Direction>
What follows is a set of entries. Give them again exactly, without the pictures.

+===+

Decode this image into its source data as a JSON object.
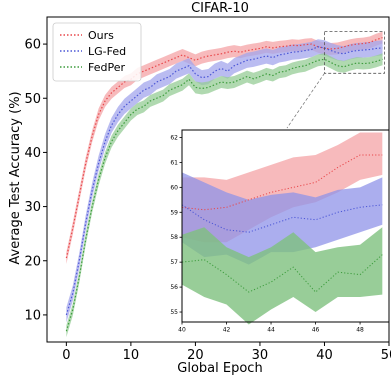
{
  "chart_data": {
    "type": "line",
    "title": "CIFAR-10",
    "xlabel": "Global Epoch",
    "ylabel": "Average Test Accuracy (%)",
    "xlim": [
      -3,
      50
    ],
    "ylim": [
      5,
      65
    ],
    "xticks": [
      0,
      10,
      20,
      30,
      40,
      50
    ],
    "xtick_labels": [
      "0",
      "10",
      "20",
      "30",
      "40",
      "50"
    ],
    "yticks": [
      10,
      20,
      30,
      40,
      50,
      60
    ],
    "ytick_labels": [
      "10",
      "20",
      "30",
      "40",
      "50",
      "60"
    ],
    "grid": false,
    "legend": "top-left",
    "line_style": "dotted",
    "x": [
      0,
      1,
      2,
      3,
      4,
      5,
      6,
      7,
      8,
      9,
      10,
      11,
      12,
      13,
      14,
      15,
      16,
      17,
      18,
      19,
      20,
      21,
      22,
      23,
      24,
      25,
      26,
      27,
      28,
      29,
      30,
      31,
      32,
      33,
      34,
      35,
      36,
      37,
      38,
      39,
      40,
      41,
      42,
      43,
      44,
      45,
      46,
      47,
      48,
      49
    ],
    "series": [
      {
        "name": "Ours",
        "color": "#e8474a",
        "fill": "#f4a3a5",
        "values": [
          20.5,
          26,
          32,
          38,
          43,
          47,
          49.5,
          51,
          52,
          53,
          53.5,
          54.5,
          55,
          55.5,
          56,
          56.5,
          57,
          57.5,
          58,
          57.5,
          57,
          57.5,
          57.8,
          58,
          58.2,
          58.5,
          58.7,
          58.5,
          58.8,
          59,
          59.2,
          59.5,
          59.3,
          59.5,
          59.6,
          59.8,
          59.7,
          59.9,
          60,
          59.5,
          59.2,
          59.1,
          59.2,
          59.5,
          59.8,
          60,
          60.1,
          60.3,
          60.8,
          61.2
        ],
        "band": 1.1
      },
      {
        "name": "LG-Fed",
        "color": "#4b56d6",
        "fill": "#a3a6ec",
        "values": [
          10,
          14,
          20,
          27,
          33,
          38,
          42,
          45,
          47,
          48.5,
          49.5,
          50.5,
          51.5,
          52,
          53,
          53.5,
          54,
          55,
          55.5,
          56,
          54.5,
          53.8,
          54,
          55,
          55.5,
          55,
          56,
          56.5,
          57,
          57.2,
          57.5,
          57.8,
          57.5,
          58,
          58.2,
          58.5,
          58.6,
          58.8,
          59,
          59.5,
          59.3,
          58.8,
          58.4,
          58.2,
          58.6,
          58.8,
          58.9,
          59,
          59.2,
          59.3
        ],
        "band": 1.4
      },
      {
        "name": "FedPer",
        "color": "#3d9c3d",
        "fill": "#95cc95",
        "values": [
          7,
          11,
          17,
          24,
          30,
          35,
          39,
          42,
          44,
          45.5,
          47,
          48,
          48.5,
          49.5,
          50,
          50.5,
          51.5,
          52,
          52.5,
          53.5,
          52,
          51.8,
          52,
          52.5,
          53,
          52.8,
          53,
          53.5,
          54,
          53.6,
          54,
          54.5,
          54.2,
          54.8,
          55,
          55.5,
          55.8,
          56,
          56.5,
          57,
          57.2,
          56.6,
          56,
          55.8,
          56.2,
          56.5,
          56.4,
          56.5,
          56.8,
          57.2
        ],
        "band": 1.1
      }
    ],
    "inset": {
      "xlim": [
        40,
        49.3
      ],
      "ylim": [
        54.6,
        62.3
      ],
      "xticks": [
        40,
        42,
        44,
        46,
        48
      ],
      "xtick_labels": [
        "40",
        "42",
        "44",
        "46",
        "48"
      ],
      "yticks": [
        55,
        56,
        57,
        58,
        59,
        60,
        61,
        62
      ],
      "ytick_labels": [
        "55",
        "56",
        "57",
        "58",
        "59",
        "60",
        "61",
        "62"
      ],
      "x": [
        40,
        41,
        42,
        43,
        44,
        45,
        46,
        47,
        48,
        49
      ],
      "series": [
        {
          "name": "Ours",
          "color": "#e8474a",
          "fill": "#f4a3a5",
          "alpha": 0.75,
          "values": [
            59.2,
            59.1,
            59.2,
            59.5,
            59.8,
            60,
            60.2,
            60.8,
            61.3,
            61.3
          ],
          "lower": [
            58,
            57.8,
            57.8,
            58.3,
            58.8,
            59.2,
            59.4,
            59.8,
            60.3,
            60.5
          ],
          "upper": [
            60.4,
            60.4,
            60.3,
            60.6,
            60.9,
            61.2,
            61.3,
            61.7,
            62.2,
            62.2
          ]
        },
        {
          "name": "LG-Fed",
          "color": "#4b56d6",
          "fill": "#8f93e8",
          "alpha": 0.75,
          "values": [
            59.3,
            58.7,
            58.3,
            58.2,
            58.5,
            58.8,
            58.7,
            59,
            59.2,
            59.3
          ],
          "lower": [
            57.8,
            57.2,
            57.3,
            56.9,
            57.4,
            57.4,
            57.6,
            57.9,
            58.2,
            58.5
          ],
          "upper": [
            60.6,
            60.2,
            59.8,
            59.5,
            59.7,
            59.8,
            59.6,
            59.9,
            60,
            60.4
          ]
        },
        {
          "name": "FedPer",
          "color": "#3d9c3d",
          "fill": "#7ec07e",
          "alpha": 0.8,
          "values": [
            57,
            57.1,
            56.5,
            55.8,
            56.2,
            56.8,
            55.8,
            56.6,
            56.5,
            57.3
          ],
          "lower": [
            56.1,
            55.6,
            55.3,
            54.5,
            55.1,
            55.6,
            55,
            55.6,
            55.6,
            55.7
          ],
          "upper": [
            58.1,
            58.4,
            57.6,
            57.2,
            57.6,
            58.2,
            57.4,
            57.6,
            57.7,
            58.4
          ]
        }
      ]
    }
  }
}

+===+

Exercise answer>
Decode this image into its source data as a JSON object.
{
  "chart_data": {
    "type": "line",
    "title": "CIFAR-10",
    "xlabel": "Global Epoch",
    "ylabel": "Average Test Accuracy (%)",
    "xlim": [
      -3,
      50
    ],
    "ylim": [
      5,
      65
    ],
    "xticks": [
      0,
      10,
      20,
      30,
      40,
      50
    ],
    "xtick_labels": [
      "0",
      "10",
      "20",
      "30",
      "40",
      "50"
    ],
    "yticks": [
      10,
      20,
      30,
      40,
      50,
      60
    ],
    "ytick_labels": [
      "10",
      "20",
      "30",
      "40",
      "50",
      "60"
    ],
    "grid": false,
    "legend": "top-left",
    "line_style": "dotted",
    "x": [
      0,
      1,
      2,
      3,
      4,
      5,
      6,
      7,
      8,
      9,
      10,
      11,
      12,
      13,
      14,
      15,
      16,
      17,
      18,
      19,
      20,
      21,
      22,
      23,
      24,
      25,
      26,
      27,
      28,
      29,
      30,
      31,
      32,
      33,
      34,
      35,
      36,
      37,
      38,
      39,
      40,
      41,
      42,
      43,
      44,
      45,
      46,
      47,
      48,
      49
    ],
    "series": [
      {
        "name": "Ours",
        "color": "#e8474a",
        "fill": "#f4a3a5",
        "values": [
          20.5,
          26,
          32,
          38,
          43,
          47,
          49.5,
          51,
          52,
          53,
          53.5,
          54.5,
          55,
          55.5,
          56,
          56.5,
          57,
          57.5,
          58,
          57.5,
          57,
          57.5,
          57.8,
          58,
          58.2,
          58.5,
          58.7,
          58.5,
          58.8,
          59,
          59.2,
          59.5,
          59.3,
          59.5,
          59.6,
          59.8,
          59.7,
          59.9,
          60,
          59.5,
          59.2,
          59.1,
          59.2,
          59.5,
          59.8,
          60,
          60.1,
          60.3,
          60.8,
          61.2
        ],
        "band": 1.1
      },
      {
        "name": "LG-Fed",
        "color": "#4b56d6",
        "fill": "#a3a6ec",
        "values": [
          10,
          14,
          20,
          27,
          33,
          38,
          42,
          45,
          47,
          48.5,
          49.5,
          50.5,
          51.5,
          52,
          53,
          53.5,
          54,
          55,
          55.5,
          56,
          54.5,
          53.8,
          54,
          55,
          55.5,
          55,
          56,
          56.5,
          57,
          57.2,
          57.5,
          57.8,
          57.5,
          58,
          58.2,
          58.5,
          58.6,
          58.8,
          59,
          59.5,
          59.3,
          58.8,
          58.4,
          58.2,
          58.6,
          58.8,
          58.9,
          59,
          59.2,
          59.3
        ],
        "band": 1.4
      },
      {
        "name": "FedPer",
        "color": "#3d9c3d",
        "fill": "#95cc95",
        "values": [
          7,
          11,
          17,
          24,
          30,
          35,
          39,
          42,
          44,
          45.5,
          47,
          48,
          48.5,
          49.5,
          50,
          50.5,
          51.5,
          52,
          52.5,
          53.5,
          52,
          51.8,
          52,
          52.5,
          53,
          52.8,
          53,
          53.5,
          54,
          53.6,
          54,
          54.5,
          54.2,
          54.8,
          55,
          55.5,
          55.8,
          56,
          56.5,
          57,
          57.2,
          56.6,
          56,
          55.8,
          56.2,
          56.5,
          56.4,
          56.5,
          56.8,
          57.2
        ],
        "band": 1.1
      }
    ],
    "inset": {
      "xlim": [
        40,
        49.3
      ],
      "ylim": [
        54.6,
        62.3
      ],
      "xticks": [
        40,
        42,
        44,
        46,
        48
      ],
      "xtick_labels": [
        "40",
        "42",
        "44",
        "46",
        "48"
      ],
      "yticks": [
        55,
        56,
        57,
        58,
        59,
        60,
        61,
        62
      ],
      "ytick_labels": [
        "55",
        "56",
        "57",
        "58",
        "59",
        "60",
        "61",
        "62"
      ],
      "x": [
        40,
        41,
        42,
        43,
        44,
        45,
        46,
        47,
        48,
        49
      ],
      "series": [
        {
          "name": "Ours",
          "color": "#e8474a",
          "fill": "#f4a3a5",
          "alpha": 0.75,
          "values": [
            59.2,
            59.1,
            59.2,
            59.5,
            59.8,
            60,
            60.2,
            60.8,
            61.3,
            61.3
          ],
          "lower": [
            58,
            57.8,
            57.8,
            58.3,
            58.8,
            59.2,
            59.4,
            59.8,
            60.3,
            60.5
          ],
          "upper": [
            60.4,
            60.4,
            60.3,
            60.6,
            60.9,
            61.2,
            61.3,
            61.7,
            62.2,
            62.2
          ]
        },
        {
          "name": "LG-Fed",
          "color": "#4b56d6",
          "fill": "#8f93e8",
          "alpha": 0.75,
          "values": [
            59.3,
            58.7,
            58.3,
            58.2,
            58.5,
            58.8,
            58.7,
            59,
            59.2,
            59.3
          ],
          "lower": [
            57.8,
            57.2,
            57.3,
            56.9,
            57.4,
            57.4,
            57.6,
            57.9,
            58.2,
            58.5
          ],
          "upper": [
            60.6,
            60.2,
            59.8,
            59.5,
            59.7,
            59.8,
            59.6,
            59.9,
            60,
            60.4
          ]
        },
        {
          "name": "FedPer",
          "color": "#3d9c3d",
          "fill": "#7ec07e",
          "alpha": 0.8,
          "values": [
            57,
            57.1,
            56.5,
            55.8,
            56.2,
            56.8,
            55.8,
            56.6,
            56.5,
            57.3
          ],
          "lower": [
            56.1,
            55.6,
            55.3,
            54.5,
            55.1,
            55.6,
            55,
            55.6,
            55.6,
            55.7
          ],
          "upper": [
            58.1,
            58.4,
            57.6,
            57.2,
            57.6,
            58.2,
            57.4,
            57.6,
            57.7,
            58.4
          ]
        }
      ]
    }
  }
}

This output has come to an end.